┌──
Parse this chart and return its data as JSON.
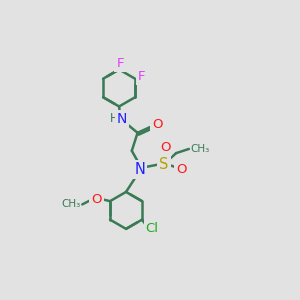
{
  "background_color": "#e2e2e2",
  "bond_color": "#3a7a55",
  "bond_width": 1.8,
  "atom_colors": {
    "F": "#e040fb",
    "N": "#2020ff",
    "O": "#ff1a1a",
    "S": "#b8a000",
    "Cl": "#20aa20",
    "C": "#3a7a55",
    "H": "#3a7a55"
  },
  "font_size": 9.5
}
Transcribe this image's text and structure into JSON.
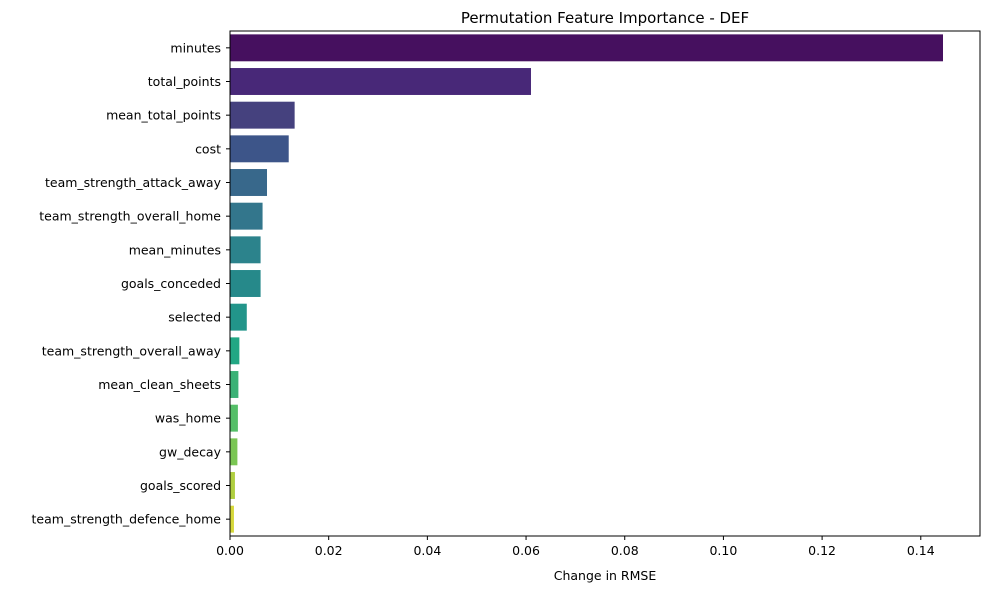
{
  "chart_data": {
    "type": "bar",
    "orientation": "horizontal",
    "title": "Permutation Feature Importance - DEF",
    "xlabel": "Change in RMSE",
    "ylabel": "",
    "xlim": [
      0,
      0.152
    ],
    "x_ticks": [
      "0.00",
      "0.02",
      "0.04",
      "0.06",
      "0.08",
      "0.10",
      "0.12",
      "0.14"
    ],
    "grid": false,
    "legend": "none",
    "colormap": "viridis",
    "categories": [
      "minutes",
      "total_points",
      "mean_total_points",
      "cost",
      "team_strength_attack_away",
      "team_strength_overall_home",
      "mean_minutes",
      "goals_conceded",
      "selected",
      "team_strength_overall_away",
      "mean_clean_sheets",
      "was_home",
      "gw_decay",
      "goals_scored",
      "team_strength_defence_home"
    ],
    "values": [
      0.1445,
      0.061,
      0.0131,
      0.0119,
      0.0075,
      0.0066,
      0.0062,
      0.0062,
      0.0034,
      0.0019,
      0.0017,
      0.0016,
      0.0015,
      0.001,
      0.0008
    ],
    "colors": [
      "#46105F",
      "#482878",
      "#45417E",
      "#3D5589",
      "#38688B",
      "#33768C",
      "#2C838C",
      "#26898A",
      "#22958A",
      "#22A784",
      "#3BB276",
      "#55BF68",
      "#7AC653",
      "#B0CF40",
      "#D6D83B"
    ]
  }
}
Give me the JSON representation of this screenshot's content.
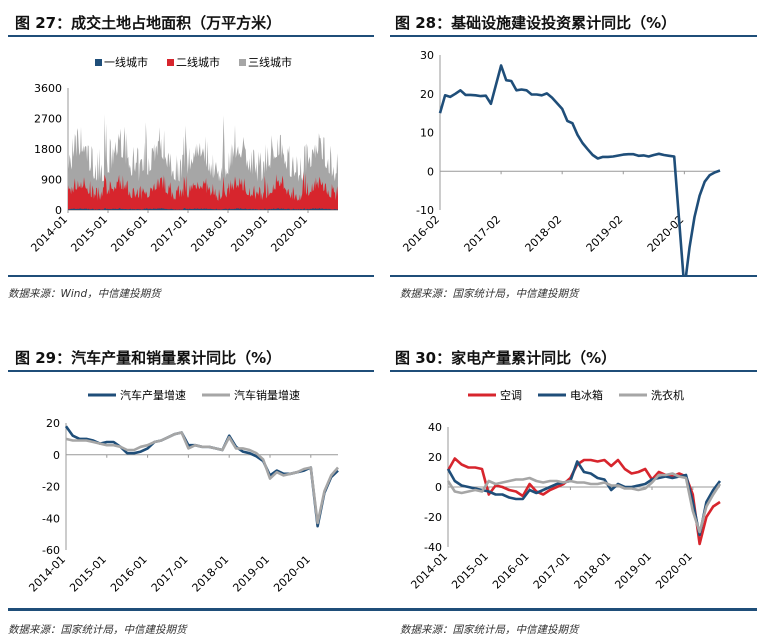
{
  "panels": [
    {
      "title": "图 27：成交土地占地面积（万平方米）",
      "source": "数据来源：Wind，中信建投期货",
      "chart_data": {
        "type": "area",
        "stacked": true,
        "legend_position": "top",
        "x_tick_labels": [
          "2014-01",
          "2015-01",
          "2016-01",
          "2017-01",
          "2018-01",
          "2019-01",
          "2020-01"
        ],
        "y_ticks": [
          0,
          900,
          1800,
          2700,
          3600
        ],
        "ylim": [
          0,
          3600
        ],
        "period": {
          "start": "2014-01",
          "end": "2020-10",
          "frequency": "weekly",
          "points": 355
        },
        "series": [
          {
            "name": "一线城市",
            "color": "#1f4e79",
            "level_min": 5,
            "level_max": 80
          },
          {
            "name": "二线城市",
            "color": "#d7252d",
            "level_min": 150,
            "level_max": 1500
          },
          {
            "name": "三线城市",
            "color": "#a6a6a6",
            "level_min": 600,
            "level_max": 3550
          }
        ]
      }
    },
    {
      "title": "图 28：基础设施建设投资累计同比（%）",
      "source": "数据来源：国家统计局，中信建投期货",
      "chart_data": {
        "type": "line",
        "x_tick_labels": [
          "2016-02",
          "2017-02",
          "2018-02",
          "2019-02",
          "2020-02"
        ],
        "y_ticks": [
          -10,
          0,
          10,
          20,
          30
        ],
        "ylim": [
          -10,
          30
        ],
        "series": [
          {
            "name": "",
            "color": "#1f4e79",
            "x": [
              "2016-02",
              "2016-03",
              "2016-04",
              "2016-05",
              "2016-06",
              "2016-07",
              "2016-08",
              "2016-09",
              "2016-10",
              "2016-11",
              "2016-12",
              "2017-02",
              "2017-03",
              "2017-04",
              "2017-05",
              "2017-06",
              "2017-07",
              "2017-08",
              "2017-09",
              "2017-10",
              "2017-11",
              "2017-12",
              "2018-02",
              "2018-03",
              "2018-04",
              "2018-05",
              "2018-06",
              "2018-07",
              "2018-08",
              "2018-09",
              "2018-10",
              "2018-11",
              "2018-12",
              "2019-02",
              "2019-03",
              "2019-04",
              "2019-05",
              "2019-06",
              "2019-07",
              "2019-08",
              "2019-09",
              "2019-10",
              "2019-11",
              "2019-12",
              "2020-02",
              "2020-03",
              "2020-04",
              "2020-05",
              "2020-06",
              "2020-07",
              "2020-08",
              "2020-09"
            ],
            "values": [
              15.0,
              19.6,
              19.2,
              20.0,
              20.9,
              19.7,
              19.7,
              19.6,
              19.4,
              19.5,
              17.4,
              27.3,
              23.5,
              23.3,
              20.9,
              21.1,
              20.9,
              19.8,
              19.8,
              19.6,
              20.1,
              19.0,
              16.1,
              13.0,
              12.4,
              9.4,
              7.3,
              5.7,
              4.2,
              3.3,
              3.7,
              3.7,
              3.8,
              4.3,
              4.4,
              4.4,
              4.0,
              4.1,
              3.8,
              4.2,
              4.5,
              4.2,
              4.0,
              3.8,
              -30.3,
              -19.7,
              -11.8,
              -6.3,
              -2.7,
              -1.0,
              -0.3,
              0.2
            ]
          }
        ]
      }
    },
    {
      "title": "图 29：汽车产量和销量累计同比（%）",
      "source": "数据来源：国家统计局，中信建投期货",
      "chart_data": {
        "type": "line",
        "legend_position": "top",
        "x_tick_labels": [
          "2014-01",
          "2015-01",
          "2016-01",
          "2017-01",
          "2018-01",
          "2019-01",
          "2020-01"
        ],
        "y_ticks": [
          -60,
          -40,
          -20,
          0,
          20
        ],
        "ylim": [
          -60,
          20
        ],
        "x": [
          "2014-01",
          "2014-03",
          "2014-05",
          "2014-07",
          "2014-09",
          "2014-11",
          "2015-01",
          "2015-03",
          "2015-05",
          "2015-07",
          "2015-09",
          "2015-11",
          "2016-01",
          "2016-03",
          "2016-05",
          "2016-07",
          "2016-09",
          "2016-11",
          "2017-01",
          "2017-03",
          "2017-05",
          "2017-07",
          "2017-09",
          "2017-11",
          "2018-01",
          "2018-03",
          "2018-05",
          "2018-07",
          "2018-09",
          "2018-11",
          "2019-01",
          "2019-03",
          "2019-05",
          "2019-07",
          "2019-09",
          "2019-11",
          "2020-01",
          "2020-03",
          "2020-05",
          "2020-07",
          "2020-09"
        ],
        "series": [
          {
            "name": "汽车产量增速",
            "color": "#1f4e79",
            "values": [
              18,
              12,
              10,
              10,
              9,
              7,
              8,
              8,
              5,
              1,
              1,
              2,
              4,
              8,
              9,
              11,
              13,
              14,
              6,
              6,
              5,
              5,
              4,
              3,
              12,
              5,
              2,
              1,
              -1,
              -4,
              -13,
              -10,
              -12,
              -12,
              -11,
              -10,
              -8,
              -45,
              -24,
              -14,
              -10
            ]
          },
          {
            "name": "汽车销量增速",
            "color": "#a6a6a6",
            "values": [
              10,
              9,
              9,
              9,
              8,
              7,
              6,
              6,
              5,
              3,
              3,
              5,
              6,
              8,
              9,
              11,
              13,
              14,
              4,
              6,
              5,
              5,
              4,
              3,
              11,
              4,
              4,
              3,
              1,
              -3,
              -15,
              -11,
              -13,
              -12,
              -11,
              -9,
              -8,
              -43,
              -23,
              -13,
              -8
            ]
          }
        ]
      }
    },
    {
      "title": "图 30：家电产量累计同比（%）",
      "source": "数据来源：国家统计局，中信建投期货",
      "chart_data": {
        "type": "line",
        "legend_position": "top",
        "x_tick_labels": [
          "2014-01",
          "2015-01",
          "2016-01",
          "2017-01",
          "2018-01",
          "2019-01",
          "2020-01"
        ],
        "y_ticks": [
          -40,
          -20,
          0,
          20,
          40
        ],
        "ylim": [
          -40,
          40
        ],
        "x": [
          "2014-01",
          "2014-03",
          "2014-05",
          "2014-07",
          "2014-09",
          "2014-11",
          "2015-01",
          "2015-03",
          "2015-05",
          "2015-07",
          "2015-09",
          "2015-11",
          "2016-01",
          "2016-03",
          "2016-05",
          "2016-07",
          "2016-09",
          "2016-11",
          "2017-01",
          "2017-03",
          "2017-05",
          "2017-07",
          "2017-09",
          "2017-11",
          "2018-01",
          "2018-03",
          "2018-05",
          "2018-07",
          "2018-09",
          "2018-11",
          "2019-01",
          "2019-03",
          "2019-05",
          "2019-07",
          "2019-09",
          "2019-11",
          "2020-01",
          "2020-03",
          "2020-05",
          "2020-07",
          "2020-09"
        ],
        "series": [
          {
            "name": "空调",
            "color": "#d7252d",
            "values": [
              11,
              19,
              15,
              13,
              13,
              12,
              -5,
              1,
              0,
              -2,
              -3,
              -6,
              2,
              -3,
              -5,
              -2,
              0,
              2,
              6,
              15,
              18,
              18,
              17,
              18,
              14,
              18,
              12,
              9,
              10,
              12,
              5,
              10,
              8,
              7,
              9,
              7,
              -5,
              -38,
              -20,
              -13,
              -10
            ]
          },
          {
            "name": "电冰箱",
            "color": "#1f4e79",
            "values": [
              12,
              4,
              1,
              0,
              -1,
              -2,
              -3,
              -5,
              -5,
              -7,
              -8,
              -8,
              -2,
              -4,
              -2,
              0,
              2,
              3,
              4,
              17,
              10,
              9,
              6,
              5,
              -2,
              2,
              0,
              0,
              1,
              2,
              5,
              6,
              7,
              6,
              7,
              8,
              -10,
              -32,
              -10,
              -2,
              4
            ]
          },
          {
            "name": "洗衣机",
            "color": "#a6a6a6",
            "values": [
              4,
              -3,
              -4,
              -3,
              -2,
              -3,
              4,
              2,
              3,
              4,
              5,
              5,
              6,
              4,
              3,
              4,
              4,
              3,
              4,
              3,
              3,
              2,
              2,
              3,
              1,
              1,
              -1,
              -1,
              -2,
              -1,
              3,
              8,
              8,
              9,
              7,
              6,
              -16,
              -30,
              -13,
              -5,
              2
            ]
          }
        ]
      }
    }
  ]
}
└──
Task requirements: In the material above, find the lines that contain "name" and show them.

Answer to this problem:
            "name": "一线城市",
            "name": "二线城市",
            "name": "三线城市",
            "name": "",
            "name": "汽车产量增速",
            "name": "汽车销量增速",
            "name": "空调",
            "name": "电冰箱",
            "name": "洗衣机",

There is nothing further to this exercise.